- EXERCISE DIRECTIONS:
Copy out all of the data exactly as it appears.

===== TASK INPUTS =====

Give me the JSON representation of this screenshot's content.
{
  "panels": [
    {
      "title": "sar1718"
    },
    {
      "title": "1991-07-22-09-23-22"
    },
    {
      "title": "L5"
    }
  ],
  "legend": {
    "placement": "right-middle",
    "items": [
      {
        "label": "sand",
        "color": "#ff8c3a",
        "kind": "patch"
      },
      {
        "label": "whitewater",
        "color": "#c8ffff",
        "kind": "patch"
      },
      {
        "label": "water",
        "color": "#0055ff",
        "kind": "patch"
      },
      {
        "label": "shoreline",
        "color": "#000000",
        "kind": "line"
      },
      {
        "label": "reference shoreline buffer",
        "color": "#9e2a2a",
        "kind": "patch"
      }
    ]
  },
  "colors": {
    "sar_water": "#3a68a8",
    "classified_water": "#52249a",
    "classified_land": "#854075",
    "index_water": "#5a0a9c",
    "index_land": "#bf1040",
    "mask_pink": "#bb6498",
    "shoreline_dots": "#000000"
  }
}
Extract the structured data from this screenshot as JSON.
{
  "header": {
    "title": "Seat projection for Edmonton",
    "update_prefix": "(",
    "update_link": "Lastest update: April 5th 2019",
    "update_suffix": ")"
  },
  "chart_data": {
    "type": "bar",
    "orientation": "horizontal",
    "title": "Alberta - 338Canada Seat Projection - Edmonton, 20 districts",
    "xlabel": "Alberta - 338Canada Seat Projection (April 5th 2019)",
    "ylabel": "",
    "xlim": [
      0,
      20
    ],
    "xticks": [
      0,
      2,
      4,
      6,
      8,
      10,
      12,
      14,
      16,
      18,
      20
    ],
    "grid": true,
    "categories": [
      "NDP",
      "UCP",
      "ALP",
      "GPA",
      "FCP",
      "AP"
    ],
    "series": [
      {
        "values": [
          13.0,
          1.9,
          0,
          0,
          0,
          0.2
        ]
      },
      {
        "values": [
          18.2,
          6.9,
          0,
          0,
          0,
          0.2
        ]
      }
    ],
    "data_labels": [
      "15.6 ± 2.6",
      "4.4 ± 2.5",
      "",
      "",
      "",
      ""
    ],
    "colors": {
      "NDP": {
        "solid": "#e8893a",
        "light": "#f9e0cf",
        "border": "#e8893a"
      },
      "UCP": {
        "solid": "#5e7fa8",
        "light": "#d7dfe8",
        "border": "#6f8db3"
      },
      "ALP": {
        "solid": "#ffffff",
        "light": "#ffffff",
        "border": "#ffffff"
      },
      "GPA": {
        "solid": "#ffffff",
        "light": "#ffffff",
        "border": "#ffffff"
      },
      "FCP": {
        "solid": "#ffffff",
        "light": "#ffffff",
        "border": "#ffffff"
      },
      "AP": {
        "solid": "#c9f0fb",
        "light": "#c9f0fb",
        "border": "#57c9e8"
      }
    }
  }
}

=====

- PROBLEM SOLUTION:
Give me the JSON representation of this screenshot's content.
{
  "panels": [
    {
      "title": "sar1718"
    },
    {
      "title": "1991-07-22-09-23-22"
    },
    {
      "title": "L5"
    }
  ],
  "legend": {
    "placement": "right-middle",
    "items": [
      {
        "label": "sand",
        "color": "#ff8c3a",
        "kind": "patch"
      },
      {
        "label": "whitewater",
        "color": "#c8ffff",
        "kind": "patch"
      },
      {
        "label": "water",
        "color": "#0055ff",
        "kind": "patch"
      },
      {
        "label": "shoreline",
        "color": "#000000",
        "kind": "line"
      },
      {
        "label": "reference shoreline buffer",
        "color": "#9e2a2a",
        "kind": "patch"
      }
    ]
  },
  "colors": {
    "sar_water": "#3a68a8",
    "classified_water": "#52249a",
    "classified_land": "#854075",
    "index_water": "#5a0a9c",
    "index_land": "#bf1040",
    "mask_pink": "#bb6498",
    "shoreline_dots": "#000000"
  }
}
Extract the structured data from this screenshot as JSON.
{
  "header": {
    "title": "Seat projection for Edmonton",
    "update_prefix": "(",
    "update_link": "Lastest update: April 5th 2019",
    "update_suffix": ")"
  },
  "chart_data": {
    "type": "bar",
    "orientation": "horizontal",
    "title": "Alberta - 338Canada Seat Projection - Edmonton, 20 districts",
    "xlabel": "Alberta - 338Canada Seat Projection (April 5th 2019)",
    "ylabel": "",
    "xlim": [
      0,
      20
    ],
    "xticks": [
      0,
      2,
      4,
      6,
      8,
      10,
      12,
      14,
      16,
      18,
      20
    ],
    "grid": true,
    "categories": [
      "NDP",
      "UCP",
      "ALP",
      "GPA",
      "FCP",
      "AP"
    ],
    "series": [
      {
        "values": [
          13.0,
          1.9,
          0,
          0,
          0,
          0.2
        ]
      },
      {
        "values": [
          18.2,
          6.9,
          0,
          0,
          0,
          0.2
        ]
      }
    ],
    "data_labels": [
      "15.6 ± 2.6",
      "4.4 ± 2.5",
      "",
      "",
      "",
      ""
    ],
    "colors": {
      "NDP": {
        "solid": "#e8893a",
        "light": "#f9e0cf",
        "border": "#e8893a"
      },
      "UCP": {
        "solid": "#5e7fa8",
        "light": "#d7dfe8",
        "border": "#6f8db3"
      },
      "ALP": {
        "solid": "#ffffff",
        "light": "#ffffff",
        "border": "#ffffff"
      },
      "GPA": {
        "solid": "#ffffff",
        "light": "#ffffff",
        "border": "#ffffff"
      },
      "FCP": {
        "solid": "#ffffff",
        "light": "#ffffff",
        "border": "#ffffff"
      },
      "AP": {
        "solid": "#c9f0fb",
        "light": "#c9f0fb",
        "border": "#57c9e8"
      }
    }
  }
}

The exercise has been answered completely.